## AVAILABLE DATA
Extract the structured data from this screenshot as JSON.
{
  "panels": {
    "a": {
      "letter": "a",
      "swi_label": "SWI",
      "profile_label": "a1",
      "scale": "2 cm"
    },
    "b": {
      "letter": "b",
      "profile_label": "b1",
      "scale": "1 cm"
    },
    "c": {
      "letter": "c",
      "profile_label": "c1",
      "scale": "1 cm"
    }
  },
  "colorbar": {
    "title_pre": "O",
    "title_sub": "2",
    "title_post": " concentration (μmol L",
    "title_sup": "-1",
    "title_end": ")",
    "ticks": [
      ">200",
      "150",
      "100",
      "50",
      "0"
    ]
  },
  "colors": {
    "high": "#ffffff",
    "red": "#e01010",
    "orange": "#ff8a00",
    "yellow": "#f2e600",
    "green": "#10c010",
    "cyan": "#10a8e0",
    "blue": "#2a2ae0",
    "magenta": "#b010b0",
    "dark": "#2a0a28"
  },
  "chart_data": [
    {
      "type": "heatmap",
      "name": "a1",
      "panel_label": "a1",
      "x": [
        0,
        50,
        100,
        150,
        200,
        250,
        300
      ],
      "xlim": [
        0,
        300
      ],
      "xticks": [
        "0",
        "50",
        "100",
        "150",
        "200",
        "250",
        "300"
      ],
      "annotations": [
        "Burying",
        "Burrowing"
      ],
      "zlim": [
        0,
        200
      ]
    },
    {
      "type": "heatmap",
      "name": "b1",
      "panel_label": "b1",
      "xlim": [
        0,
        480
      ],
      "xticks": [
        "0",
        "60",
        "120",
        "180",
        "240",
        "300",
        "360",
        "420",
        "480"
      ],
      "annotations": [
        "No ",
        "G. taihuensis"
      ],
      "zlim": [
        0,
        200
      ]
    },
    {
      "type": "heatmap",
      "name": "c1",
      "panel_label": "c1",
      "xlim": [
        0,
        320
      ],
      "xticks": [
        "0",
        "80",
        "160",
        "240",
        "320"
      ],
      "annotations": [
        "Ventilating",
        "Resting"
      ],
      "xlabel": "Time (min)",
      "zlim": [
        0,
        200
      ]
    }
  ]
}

## PROBLEM STATEMENT
Restate the data above word for word.

## TASK RESULT
Extract the structured data from this screenshot as JSON.
{
  "panels": {
    "a": {
      "letter": "a",
      "swi_label": "SWI",
      "profile_label": "a1",
      "scale": "2 cm"
    },
    "b": {
      "letter": "b",
      "profile_label": "b1",
      "scale": "1 cm"
    },
    "c": {
      "letter": "c",
      "profile_label": "c1",
      "scale": "1 cm"
    }
  },
  "colorbar": {
    "title_pre": "O",
    "title_sub": "2",
    "title_post": " concentration (μmol L",
    "title_sup": "-1",
    "title_end": ")",
    "ticks": [
      ">200",
      "150",
      "100",
      "50",
      "0"
    ]
  },
  "colors": {
    "high": "#ffffff",
    "red": "#e01010",
    "orange": "#ff8a00",
    "yellow": "#f2e600",
    "green": "#10c010",
    "cyan": "#10a8e0",
    "blue": "#2a2ae0",
    "magenta": "#b010b0",
    "dark": "#2a0a28"
  },
  "chart_data": [
    {
      "type": "heatmap",
      "name": "a1",
      "panel_label": "a1",
      "x": [
        0,
        50,
        100,
        150,
        200,
        250,
        300
      ],
      "xlim": [
        0,
        300
      ],
      "xticks": [
        "0",
        "50",
        "100",
        "150",
        "200",
        "250",
        "300"
      ],
      "annotations": [
        "Burying",
        "Burrowing"
      ],
      "zlim": [
        0,
        200
      ]
    },
    {
      "type": "heatmap",
      "name": "b1",
      "panel_label": "b1",
      "xlim": [
        0,
        480
      ],
      "xticks": [
        "0",
        "60",
        "120",
        "180",
        "240",
        "300",
        "360",
        "420",
        "480"
      ],
      "annotations": [
        "No ",
        "G. taihuensis"
      ],
      "zlim": [
        0,
        200
      ]
    },
    {
      "type": "heatmap",
      "name": "c1",
      "panel_label": "c1",
      "xlim": [
        0,
        320
      ],
      "xticks": [
        "0",
        "80",
        "160",
        "240",
        "320"
      ],
      "annotations": [
        "Ventilating",
        "Resting"
      ],
      "xlabel": "Time (min)",
      "zlim": [
        0,
        200
      ]
    }
  ]
}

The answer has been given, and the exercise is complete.